*WRITTEN EXERCISE*: Transcribe every entry word for word, but skip the images.

*DATA SUPPLIED*:
## BEGIN

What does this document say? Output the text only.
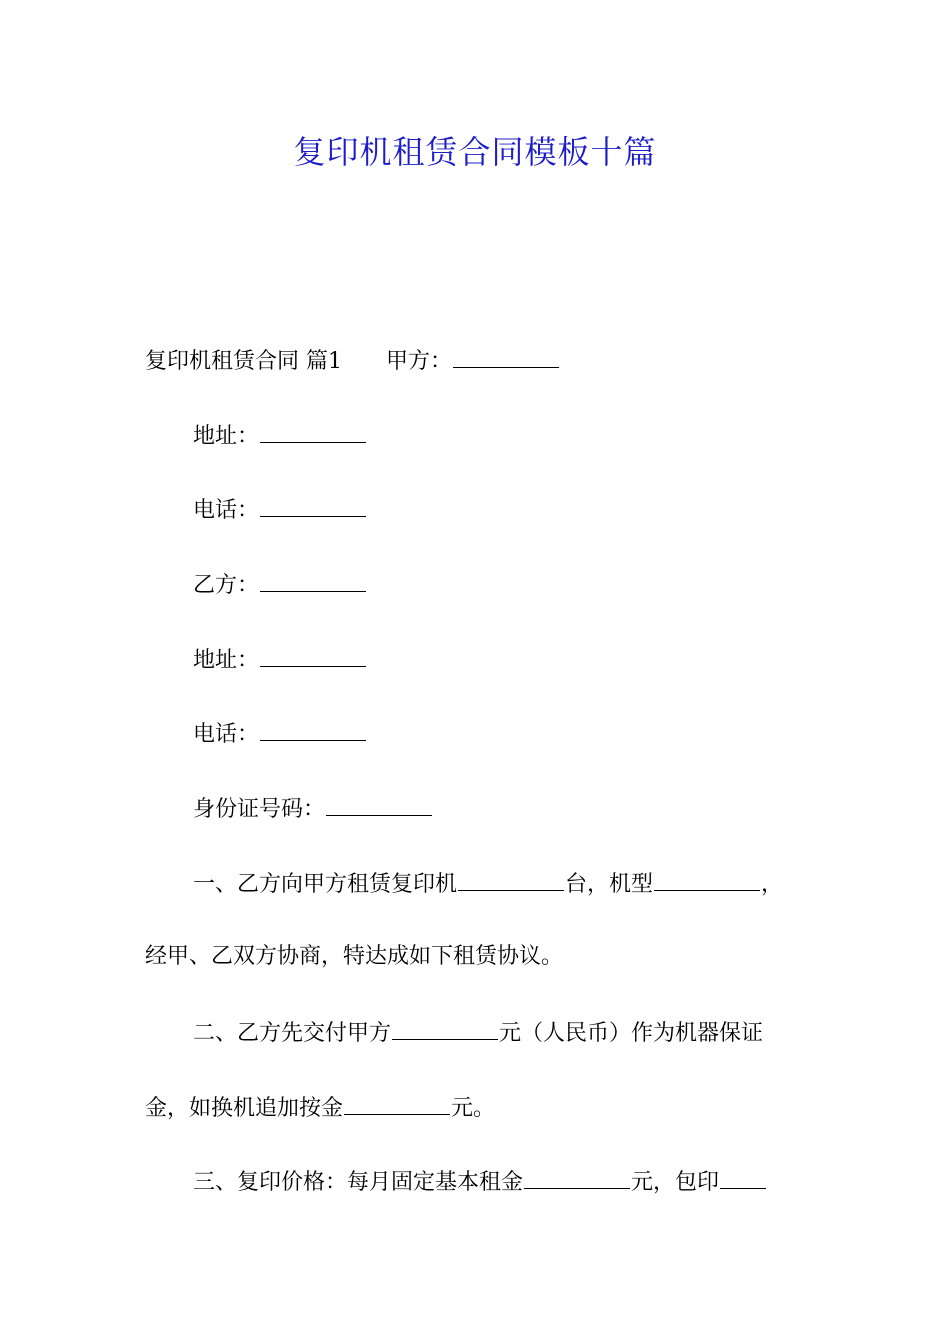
复印机租赁合同模板十篇
复印机租赁合同 篇1 甲方：
地址：
电话：
乙方：
地址：
电话：
身份证号码：
一、乙方向甲方租赁复印机	台，机型	，
经甲、乙双方协商，特达成如下租赁协议。
二、乙方先交付甲方	元（人民币）作为机器保证
金，如换机追加按金	元。
三、复印价格：每月固定基本租金	元，包印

## END

*ANSWER FOR THE TASK*:
What does this document say? Output the text only.
复印机租赁合同模板十篇
复印机租赁合同 篇1 甲方：
地址：
电话：
乙方：
地址：
电话：
身份证号码：
一、乙方向甲方租赁复印机	台，机型	，
经甲、乙双方协商，特达成如下租赁协议。
二、乙方先交付甲方	元（人民币）作为机器保证
金，如换机追加按金	元。
三、复印价格：每月固定基本租金	元，包印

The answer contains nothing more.